EXERCISE PASSAGE:
━━━━━━━━━━━━━━━━
Single by Sophie Ellis-Bextor

from the album Wanderlust
- Released: 21 November 2013
- Recorded: State of the Ark (Richmond, London)
- Genre: Chamber pop
- Length: 4:28
- Label: EBGB's
- Songwriters: Sophie Ellis-Bextor; Ed Harcourt;
- Producer: Ed Harcourt

Sophie Ellis-Bextor singles chronology
| "Beautiful" (2012) | "Young Blood" (2013) | "Runaway Daydreamer" (2014) |

Music video
- "Sophie Ellis-Bextor - Young Blood (Official video)" on YouTube

= Young Blood (Sophie Ellis-Bextor song) =

"Young Blood" is a song by English recording artist Sophie Ellis-Bextor from her fifth studio album Wanderlust (2014). The song was released as the album's lead single on 21 November 2013. It was co-written by Ed Harcourt and Ellis-Bextor; the former also produced it. The song is a chamber pop piano ballad, which features instrumentation from subdued drums and various string instruments. In the track, Ellis-Bextor sings with restrain, incorporating a low register in the verses and hitting her highest note in the chorus. A demo version of the track was offered online in March 2013.
━━━━━━━━━━━━━━━━
DATA EXTRACTS:
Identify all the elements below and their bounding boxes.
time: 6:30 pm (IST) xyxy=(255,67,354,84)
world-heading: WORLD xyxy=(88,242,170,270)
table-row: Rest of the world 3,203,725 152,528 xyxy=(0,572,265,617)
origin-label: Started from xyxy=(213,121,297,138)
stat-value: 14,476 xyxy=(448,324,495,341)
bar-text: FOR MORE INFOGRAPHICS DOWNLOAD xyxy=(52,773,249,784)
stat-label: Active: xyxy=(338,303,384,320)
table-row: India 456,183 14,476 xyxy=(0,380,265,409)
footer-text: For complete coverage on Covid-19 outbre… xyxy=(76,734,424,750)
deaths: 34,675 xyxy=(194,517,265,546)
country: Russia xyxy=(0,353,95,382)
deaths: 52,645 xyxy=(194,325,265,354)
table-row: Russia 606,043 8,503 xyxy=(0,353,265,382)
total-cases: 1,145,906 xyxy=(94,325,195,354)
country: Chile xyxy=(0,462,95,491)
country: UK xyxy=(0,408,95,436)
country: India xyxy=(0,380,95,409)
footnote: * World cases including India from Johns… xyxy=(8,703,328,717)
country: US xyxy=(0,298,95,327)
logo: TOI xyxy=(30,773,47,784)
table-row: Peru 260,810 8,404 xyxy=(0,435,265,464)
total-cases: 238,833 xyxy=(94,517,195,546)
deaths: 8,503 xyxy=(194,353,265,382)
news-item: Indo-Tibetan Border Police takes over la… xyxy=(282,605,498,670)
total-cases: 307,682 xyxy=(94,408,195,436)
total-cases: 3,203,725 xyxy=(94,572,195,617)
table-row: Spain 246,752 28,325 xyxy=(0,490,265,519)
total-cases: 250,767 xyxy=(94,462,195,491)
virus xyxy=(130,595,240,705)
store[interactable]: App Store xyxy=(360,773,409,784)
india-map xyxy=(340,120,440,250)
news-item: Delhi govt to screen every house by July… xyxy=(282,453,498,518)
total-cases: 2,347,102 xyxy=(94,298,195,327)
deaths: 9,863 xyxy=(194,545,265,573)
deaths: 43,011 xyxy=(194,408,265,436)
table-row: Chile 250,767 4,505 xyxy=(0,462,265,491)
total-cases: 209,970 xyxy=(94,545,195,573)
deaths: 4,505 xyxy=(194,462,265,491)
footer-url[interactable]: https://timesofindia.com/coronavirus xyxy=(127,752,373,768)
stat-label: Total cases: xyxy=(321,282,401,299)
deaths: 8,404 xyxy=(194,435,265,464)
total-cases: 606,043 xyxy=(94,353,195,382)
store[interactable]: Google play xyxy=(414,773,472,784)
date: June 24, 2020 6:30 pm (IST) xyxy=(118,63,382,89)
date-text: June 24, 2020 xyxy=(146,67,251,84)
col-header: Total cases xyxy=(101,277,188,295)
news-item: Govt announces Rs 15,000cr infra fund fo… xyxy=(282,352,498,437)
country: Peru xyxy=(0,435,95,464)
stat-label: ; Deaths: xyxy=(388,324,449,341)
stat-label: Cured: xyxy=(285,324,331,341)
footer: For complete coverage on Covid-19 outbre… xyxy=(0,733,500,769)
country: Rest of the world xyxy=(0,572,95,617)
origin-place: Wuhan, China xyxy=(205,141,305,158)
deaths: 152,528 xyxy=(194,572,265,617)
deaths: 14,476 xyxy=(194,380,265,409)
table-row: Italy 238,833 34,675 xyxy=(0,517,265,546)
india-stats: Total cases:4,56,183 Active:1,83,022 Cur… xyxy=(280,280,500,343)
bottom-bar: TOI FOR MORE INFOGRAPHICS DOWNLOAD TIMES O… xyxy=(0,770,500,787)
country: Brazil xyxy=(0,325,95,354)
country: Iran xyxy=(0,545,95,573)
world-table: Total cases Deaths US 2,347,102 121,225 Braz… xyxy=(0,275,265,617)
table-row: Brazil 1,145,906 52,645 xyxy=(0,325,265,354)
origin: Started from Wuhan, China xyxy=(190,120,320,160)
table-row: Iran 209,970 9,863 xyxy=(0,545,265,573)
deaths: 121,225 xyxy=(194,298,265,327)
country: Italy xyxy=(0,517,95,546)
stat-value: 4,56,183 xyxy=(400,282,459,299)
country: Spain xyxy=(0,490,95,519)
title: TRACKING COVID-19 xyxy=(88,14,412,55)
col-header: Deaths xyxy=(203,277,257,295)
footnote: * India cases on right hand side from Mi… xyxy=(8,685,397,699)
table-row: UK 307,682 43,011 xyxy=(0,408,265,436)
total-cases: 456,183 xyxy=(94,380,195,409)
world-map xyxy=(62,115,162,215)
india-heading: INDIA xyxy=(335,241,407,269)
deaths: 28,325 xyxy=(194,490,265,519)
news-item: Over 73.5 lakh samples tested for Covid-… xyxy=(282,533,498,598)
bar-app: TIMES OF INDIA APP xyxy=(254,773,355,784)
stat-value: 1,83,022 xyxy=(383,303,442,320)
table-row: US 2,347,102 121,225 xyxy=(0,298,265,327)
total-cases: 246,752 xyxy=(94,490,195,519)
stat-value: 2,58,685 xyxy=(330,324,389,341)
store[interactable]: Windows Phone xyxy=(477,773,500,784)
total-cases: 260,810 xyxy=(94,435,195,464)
━━━━━━━━━━━━━━━━
EXERCISE DIRECTIONS:
Resume the article on the song "Young Blood" after its final sentence. The records that come after the text are unconnected to it.

ANSWER FOR THIS EXERCISE:
"Young Blood" received mostly positive reviews from music critics, who complimented Ellis-Bextor's vocals and the song's tenderness. The song became her first single to enter the UK Singles Chart since her 2011 single "Bittersweet". On its component UK Indie chart, the track peaked within the top five. Sophie Muller was commissioned to direct its video, which shows Ellis-Bextor on a pier and inside a living room. The song was performed on some television programmes in the United Kingdom.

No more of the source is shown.